◆ **TASK INSTRUCTIONS**: Every line of the material that follows must be printed again exactly.

>> BEGIN TASK MATERIAL

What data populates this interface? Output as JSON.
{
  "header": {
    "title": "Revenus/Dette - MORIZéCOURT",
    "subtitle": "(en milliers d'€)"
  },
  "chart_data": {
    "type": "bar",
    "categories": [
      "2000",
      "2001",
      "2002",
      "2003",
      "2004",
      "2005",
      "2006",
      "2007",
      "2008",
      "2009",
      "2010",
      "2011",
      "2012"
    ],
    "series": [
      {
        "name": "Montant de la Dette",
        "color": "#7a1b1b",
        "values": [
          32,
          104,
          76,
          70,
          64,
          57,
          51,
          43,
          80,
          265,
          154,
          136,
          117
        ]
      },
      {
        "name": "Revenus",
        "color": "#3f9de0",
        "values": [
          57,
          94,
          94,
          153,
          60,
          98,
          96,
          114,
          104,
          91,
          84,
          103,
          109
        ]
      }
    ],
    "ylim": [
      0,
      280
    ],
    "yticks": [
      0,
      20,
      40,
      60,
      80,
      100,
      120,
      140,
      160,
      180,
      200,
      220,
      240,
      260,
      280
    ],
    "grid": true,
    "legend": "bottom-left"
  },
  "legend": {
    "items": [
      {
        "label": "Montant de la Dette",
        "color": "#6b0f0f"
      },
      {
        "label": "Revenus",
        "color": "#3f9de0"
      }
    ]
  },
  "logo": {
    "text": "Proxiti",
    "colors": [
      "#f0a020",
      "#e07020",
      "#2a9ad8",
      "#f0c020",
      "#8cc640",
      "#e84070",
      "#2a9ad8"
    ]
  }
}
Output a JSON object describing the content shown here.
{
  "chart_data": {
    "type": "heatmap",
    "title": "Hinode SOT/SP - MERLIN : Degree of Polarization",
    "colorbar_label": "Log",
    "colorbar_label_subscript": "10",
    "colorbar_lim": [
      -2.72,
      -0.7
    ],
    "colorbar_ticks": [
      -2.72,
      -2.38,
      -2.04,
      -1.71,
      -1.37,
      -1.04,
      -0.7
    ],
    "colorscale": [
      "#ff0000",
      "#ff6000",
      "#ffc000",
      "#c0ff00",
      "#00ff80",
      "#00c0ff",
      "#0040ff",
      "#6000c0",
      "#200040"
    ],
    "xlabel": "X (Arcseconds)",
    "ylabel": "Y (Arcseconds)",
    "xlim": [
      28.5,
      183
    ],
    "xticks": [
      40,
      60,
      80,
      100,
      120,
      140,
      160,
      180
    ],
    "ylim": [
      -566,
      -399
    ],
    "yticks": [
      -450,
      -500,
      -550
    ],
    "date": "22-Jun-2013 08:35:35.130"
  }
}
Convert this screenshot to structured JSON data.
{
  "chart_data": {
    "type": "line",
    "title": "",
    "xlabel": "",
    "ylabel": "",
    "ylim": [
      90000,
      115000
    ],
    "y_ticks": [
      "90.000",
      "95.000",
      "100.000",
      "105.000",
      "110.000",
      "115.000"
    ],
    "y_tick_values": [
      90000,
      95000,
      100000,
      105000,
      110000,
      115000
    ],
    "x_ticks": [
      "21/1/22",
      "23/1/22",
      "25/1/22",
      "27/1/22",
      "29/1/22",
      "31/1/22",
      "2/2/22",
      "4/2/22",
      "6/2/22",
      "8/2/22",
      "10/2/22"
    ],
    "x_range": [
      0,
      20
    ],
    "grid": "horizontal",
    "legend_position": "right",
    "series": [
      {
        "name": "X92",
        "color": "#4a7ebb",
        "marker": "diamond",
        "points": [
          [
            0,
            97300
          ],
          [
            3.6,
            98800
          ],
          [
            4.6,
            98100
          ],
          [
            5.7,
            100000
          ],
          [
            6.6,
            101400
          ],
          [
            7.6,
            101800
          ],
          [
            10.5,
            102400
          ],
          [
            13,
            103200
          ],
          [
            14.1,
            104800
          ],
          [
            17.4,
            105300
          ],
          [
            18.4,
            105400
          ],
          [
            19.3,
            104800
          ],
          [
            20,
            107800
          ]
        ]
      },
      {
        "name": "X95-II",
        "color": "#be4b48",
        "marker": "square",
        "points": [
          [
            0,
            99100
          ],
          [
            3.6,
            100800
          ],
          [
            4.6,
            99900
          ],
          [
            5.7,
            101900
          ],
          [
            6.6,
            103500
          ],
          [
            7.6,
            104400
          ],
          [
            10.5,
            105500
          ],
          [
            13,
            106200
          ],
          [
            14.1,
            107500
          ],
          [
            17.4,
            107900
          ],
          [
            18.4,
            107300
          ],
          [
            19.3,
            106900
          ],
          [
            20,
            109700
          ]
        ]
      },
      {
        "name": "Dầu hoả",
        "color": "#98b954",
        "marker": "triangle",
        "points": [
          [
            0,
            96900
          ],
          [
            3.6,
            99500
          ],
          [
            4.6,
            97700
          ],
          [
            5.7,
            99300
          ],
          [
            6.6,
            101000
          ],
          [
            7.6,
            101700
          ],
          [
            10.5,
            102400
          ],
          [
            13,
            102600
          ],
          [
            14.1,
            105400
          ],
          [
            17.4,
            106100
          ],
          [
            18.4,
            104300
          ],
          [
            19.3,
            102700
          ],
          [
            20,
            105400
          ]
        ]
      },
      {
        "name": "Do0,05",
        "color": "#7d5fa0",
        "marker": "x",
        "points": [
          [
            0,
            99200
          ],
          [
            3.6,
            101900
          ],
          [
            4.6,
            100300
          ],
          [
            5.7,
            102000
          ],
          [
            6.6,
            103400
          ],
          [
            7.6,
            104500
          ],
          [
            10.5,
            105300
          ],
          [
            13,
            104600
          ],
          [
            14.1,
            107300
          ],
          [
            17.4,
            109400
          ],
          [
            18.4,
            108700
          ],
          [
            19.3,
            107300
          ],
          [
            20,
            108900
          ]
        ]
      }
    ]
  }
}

>> END TASK MATERIAL

◆ **EXERCISE RESULT**:
What data populates this interface? Output as JSON.
{
  "header": {
    "title": "Revenus/Dette - MORIZéCOURT",
    "subtitle": "(en milliers d'€)"
  },
  "chart_data": {
    "type": "bar",
    "categories": [
      "2000",
      "2001",
      "2002",
      "2003",
      "2004",
      "2005",
      "2006",
      "2007",
      "2008",
      "2009",
      "2010",
      "2011",
      "2012"
    ],
    "series": [
      {
        "name": "Montant de la Dette",
        "color": "#7a1b1b",
        "values": [
          32,
          104,
          76,
          70,
          64,
          57,
          51,
          43,
          80,
          265,
          154,
          136,
          117
        ]
      },
      {
        "name": "Revenus",
        "color": "#3f9de0",
        "values": [
          57,
          94,
          94,
          153,
          60,
          98,
          96,
          114,
          104,
          91,
          84,
          103,
          109
        ]
      }
    ],
    "ylim": [
      0,
      280
    ],
    "yticks": [
      0,
      20,
      40,
      60,
      80,
      100,
      120,
      140,
      160,
      180,
      200,
      220,
      240,
      260,
      280
    ],
    "grid": true,
    "legend": "bottom-left"
  },
  "legend": {
    "items": [
      {
        "label": "Montant de la Dette",
        "color": "#6b0f0f"
      },
      {
        "label": "Revenus",
        "color": "#3f9de0"
      }
    ]
  },
  "logo": {
    "text": "Proxiti",
    "colors": [
      "#f0a020",
      "#e07020",
      "#2a9ad8",
      "#f0c020",
      "#8cc640",
      "#e84070",
      "#2a9ad8"
    ]
  }
}
Output a JSON object describing the content shown here.
{
  "chart_data": {
    "type": "heatmap",
    "title": "Hinode SOT/SP - MERLIN : Degree of Polarization",
    "colorbar_label": "Log",
    "colorbar_label_subscript": "10",
    "colorbar_lim": [
      -2.72,
      -0.7
    ],
    "colorbar_ticks": [
      -2.72,
      -2.38,
      -2.04,
      -1.71,
      -1.37,
      -1.04,
      -0.7
    ],
    "colorscale": [
      "#ff0000",
      "#ff6000",
      "#ffc000",
      "#c0ff00",
      "#00ff80",
      "#00c0ff",
      "#0040ff",
      "#6000c0",
      "#200040"
    ],
    "xlabel": "X (Arcseconds)",
    "ylabel": "Y (Arcseconds)",
    "xlim": [
      28.5,
      183
    ],
    "xticks": [
      40,
      60,
      80,
      100,
      120,
      140,
      160,
      180
    ],
    "ylim": [
      -566,
      -399
    ],
    "yticks": [
      -450,
      -500,
      -550
    ],
    "date": "22-Jun-2013 08:35:35.130"
  }
}
Convert this screenshot to structured JSON data.
{
  "chart_data": {
    "type": "line",
    "title": "",
    "xlabel": "",
    "ylabel": "",
    "ylim": [
      90000,
      115000
    ],
    "y_ticks": [
      "90.000",
      "95.000",
      "100.000",
      "105.000",
      "110.000",
      "115.000"
    ],
    "y_tick_values": [
      90000,
      95000,
      100000,
      105000,
      110000,
      115000
    ],
    "x_ticks": [
      "21/1/22",
      "23/1/22",
      "25/1/22",
      "27/1/22",
      "29/1/22",
      "31/1/22",
      "2/2/22",
      "4/2/22",
      "6/2/22",
      "8/2/22",
      "10/2/22"
    ],
    "x_range": [
      0,
      20
    ],
    "grid": "horizontal",
    "legend_position": "right",
    "series": [
      {
        "name": "X92",
        "color": "#4a7ebb",
        "marker": "diamond",
        "points": [
          [
            0,
            97300
          ],
          [
            3.6,
            98800
          ],
          [
            4.6,
            98100
          ],
          [
            5.7,
            100000
          ],
          [
            6.6,
            101400
          ],
          [
            7.6,
            101800
          ],
          [
            10.5,
            102400
          ],
          [
            13,
            103200
          ],
          [
            14.1,
            104800
          ],
          [
            17.4,
            105300
          ],
          [
            18.4,
            105400
          ],
          [
            19.3,
            104800
          ],
          [
            20,
            107800
          ]
        ]
      },
      {
        "name": "X95-II",
        "color": "#be4b48",
        "marker": "square",
        "points": [
          [
            0,
            99100
          ],
          [
            3.6,
            100800
          ],
          [
            4.6,
            99900
          ],
          [
            5.7,
            101900
          ],
          [
            6.6,
            103500
          ],
          [
            7.6,
            104400
          ],
          [
            10.5,
            105500
          ],
          [
            13,
            106200
          ],
          [
            14.1,
            107500
          ],
          [
            17.4,
            107900
          ],
          [
            18.4,
            107300
          ],
          [
            19.3,
            106900
          ],
          [
            20,
            109700
          ]
        ]
      },
      {
        "name": "Dầu hoả",
        "color": "#98b954",
        "marker": "triangle",
        "points": [
          [
            0,
            96900
          ],
          [
            3.6,
            99500
          ],
          [
            4.6,
            97700
          ],
          [
            5.7,
            99300
          ],
          [
            6.6,
            101000
          ],
          [
            7.6,
            101700
          ],
          [
            10.5,
            102400
          ],
          [
            13,
            102600
          ],
          [
            14.1,
            105400
          ],
          [
            17.4,
            106100
          ],
          [
            18.4,
            104300
          ],
          [
            19.3,
            102700
          ],
          [
            20,
            105400
          ]
        ]
      },
      {
        "name": "Do0,05",
        "color": "#7d5fa0",
        "marker": "x",
        "points": [
          [
            0,
            99200
          ],
          [
            3.6,
            101900
          ],
          [
            4.6,
            100300
          ],
          [
            5.7,
            102000
          ],
          [
            6.6,
            103400
          ],
          [
            7.6,
            104500
          ],
          [
            10.5,
            105300
          ],
          [
            13,
            104600
          ],
          [
            14.1,
            107300
          ],
          [
            17.4,
            109400
          ],
          [
            18.4,
            108700
          ],
          [
            19.3,
            107300
          ],
          [
            20,
            108900
          ]
        ]
      }
    ]
  }
}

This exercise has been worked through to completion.